To do = Give back exactly the lines running from the line with "Read all visible content and emit it as JSON." to the end of the entries, and only those lines.

[Entries taken from a collection]
※ ※ ※

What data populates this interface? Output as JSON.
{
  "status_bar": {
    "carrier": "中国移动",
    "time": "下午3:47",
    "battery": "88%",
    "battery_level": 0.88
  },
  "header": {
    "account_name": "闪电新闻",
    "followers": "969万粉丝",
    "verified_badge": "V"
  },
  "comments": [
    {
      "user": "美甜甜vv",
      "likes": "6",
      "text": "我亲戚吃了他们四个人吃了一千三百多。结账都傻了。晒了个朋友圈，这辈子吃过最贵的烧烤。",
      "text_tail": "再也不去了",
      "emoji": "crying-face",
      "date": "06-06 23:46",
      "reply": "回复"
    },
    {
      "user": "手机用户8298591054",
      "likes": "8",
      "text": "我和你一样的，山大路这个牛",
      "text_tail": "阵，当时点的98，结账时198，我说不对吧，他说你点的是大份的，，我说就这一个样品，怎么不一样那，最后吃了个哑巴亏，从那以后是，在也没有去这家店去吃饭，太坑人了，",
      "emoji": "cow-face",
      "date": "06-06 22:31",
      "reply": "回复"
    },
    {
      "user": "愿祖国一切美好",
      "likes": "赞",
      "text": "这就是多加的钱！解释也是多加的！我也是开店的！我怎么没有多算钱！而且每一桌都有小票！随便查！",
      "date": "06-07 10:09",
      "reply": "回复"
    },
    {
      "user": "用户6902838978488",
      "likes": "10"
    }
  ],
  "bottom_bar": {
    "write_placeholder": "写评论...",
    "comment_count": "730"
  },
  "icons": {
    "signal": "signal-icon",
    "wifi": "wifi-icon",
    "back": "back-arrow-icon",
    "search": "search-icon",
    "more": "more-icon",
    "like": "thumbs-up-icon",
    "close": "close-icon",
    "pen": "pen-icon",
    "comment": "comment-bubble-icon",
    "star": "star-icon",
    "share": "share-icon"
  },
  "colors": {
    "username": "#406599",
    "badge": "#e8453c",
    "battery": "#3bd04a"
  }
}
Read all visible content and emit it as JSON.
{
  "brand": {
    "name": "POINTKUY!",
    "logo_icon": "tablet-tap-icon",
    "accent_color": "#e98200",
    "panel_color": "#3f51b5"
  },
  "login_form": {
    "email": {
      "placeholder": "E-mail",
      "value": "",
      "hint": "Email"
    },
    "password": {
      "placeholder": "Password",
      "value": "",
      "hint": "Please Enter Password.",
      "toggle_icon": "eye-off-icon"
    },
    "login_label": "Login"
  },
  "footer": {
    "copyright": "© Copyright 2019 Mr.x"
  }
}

※ ※ ※

Solution to the problem =
Read all visible content and emit it as JSON.
{
  "brand": {
    "name": "POINTKUY!",
    "logo_icon": "tablet-tap-icon",
    "accent_color": "#e98200",
    "panel_color": "#3f51b5"
  },
  "login_form": {
    "email": {
      "placeholder": "E-mail",
      "value": "",
      "hint": "Email"
    },
    "password": {
      "placeholder": "Password",
      "value": "",
      "hint": "Please Enter Password.",
      "toggle_icon": "eye-off-icon"
    },
    "login_label": "Login"
  },
  "footer": {
    "copyright": "© Copyright 2019 Mr.x"
  }
}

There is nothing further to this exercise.